Extracted data entries
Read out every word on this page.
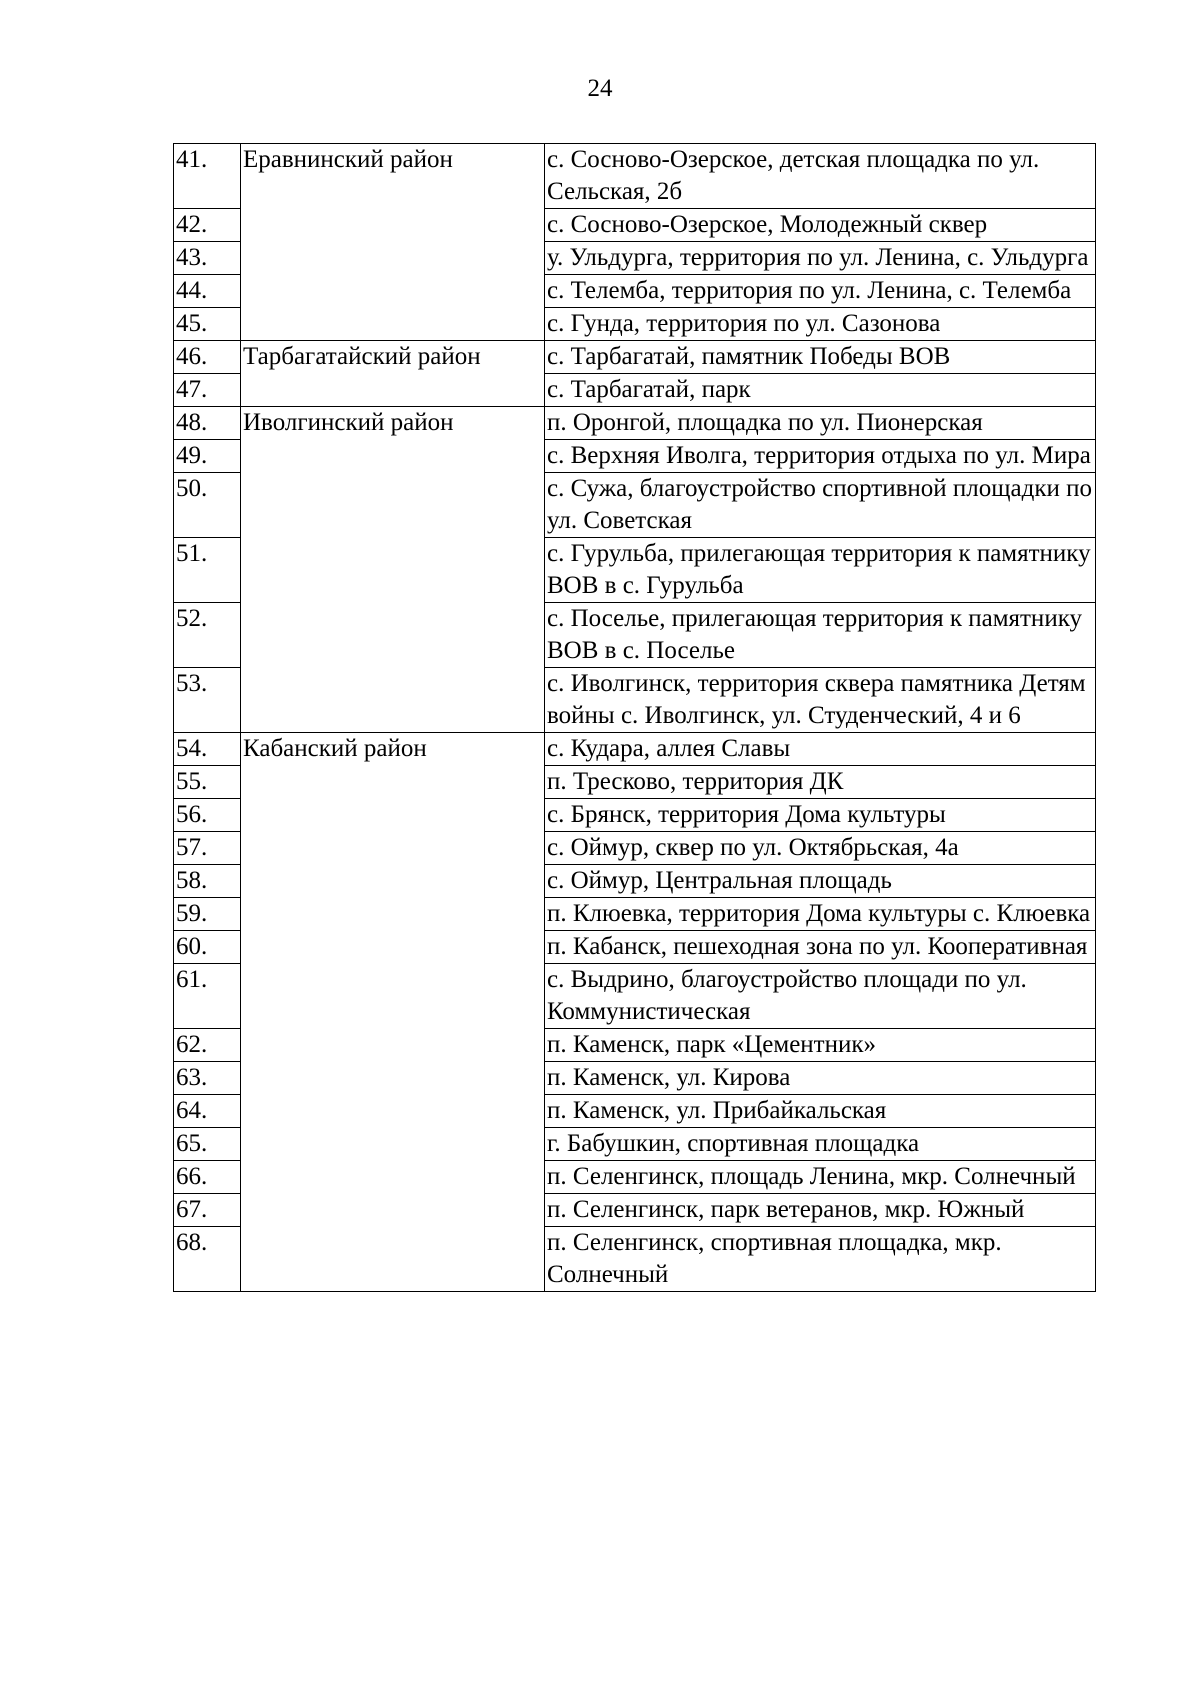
24
41.	Еравнинский район	с. Сосново-Озерское, детская площадка по ул. Сельская, 2б
42.		с. Сосново-Озерское, Молодежный сквер
43.		у. Ульдурга, территория по ул. Ленина, с. Ульдурга
44.		с. Телемба, территория по ул. Ленина, с. Телемба
45.		с. Гунда, территория по ул. Сазонова
46.	Тарбагатайский район	с. Тарбагатай, памятник Победы ВОВ
47.		с. Тарбагатай, парк
48.	Иволгинский район	п. Оронгой, площадка по ул. Пионерская
49.		с. Верхняя Иволга, территория отдыха по ул. Мира
50.		с. Сужа, благоустройство спортивной площадки по ул. Советская
51.		с. Гурульба, прилегающая территория к памятнику ВОВ в с. Гурульба
52.		с. Поселье, прилегающая территория к памятнику ВОВ в с. Поселье
53.		с. Иволгинск, территория сквера памятника Детям войны с. Иволгинск, ул. Студенческий, 4 и 6
54.	Кабанский район	с. Кудара, аллея Славы
55.		п. Тресково, территория ДК
56.		с. Брянск, территория Дома культуры
57.		с. Оймур, сквер по ул. Октябрьская, 4а
58.		с. Оймур, Центральная площадь
59.		п. Клюевка, территория Дома культуры с. Клюевка
60.		п. Кабанск, пешеходная зона по ул. Кооперативная
61.		с. Выдрино, благоустройство площади по ул. Коммунистическая
62.		п. Каменск, парк «Цементник»
63.		п. Каменск, ул. Кирова
64.		п. Каменск, ул. Прибайкальская
65.		г. Бабушкин, спортивная площадка
66.		п. Селенгинск, площадь Ленина, мкр. Солнечный
67.		п. Селенгинск, парк ветеранов, мкр. Южный
68.		п. Селенгинск, спортивная площадка, мкр. Солнечный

Short exercise — Say how many lines in the records hold "прилегающая", with the number as the whole reply.

Worked solution — 2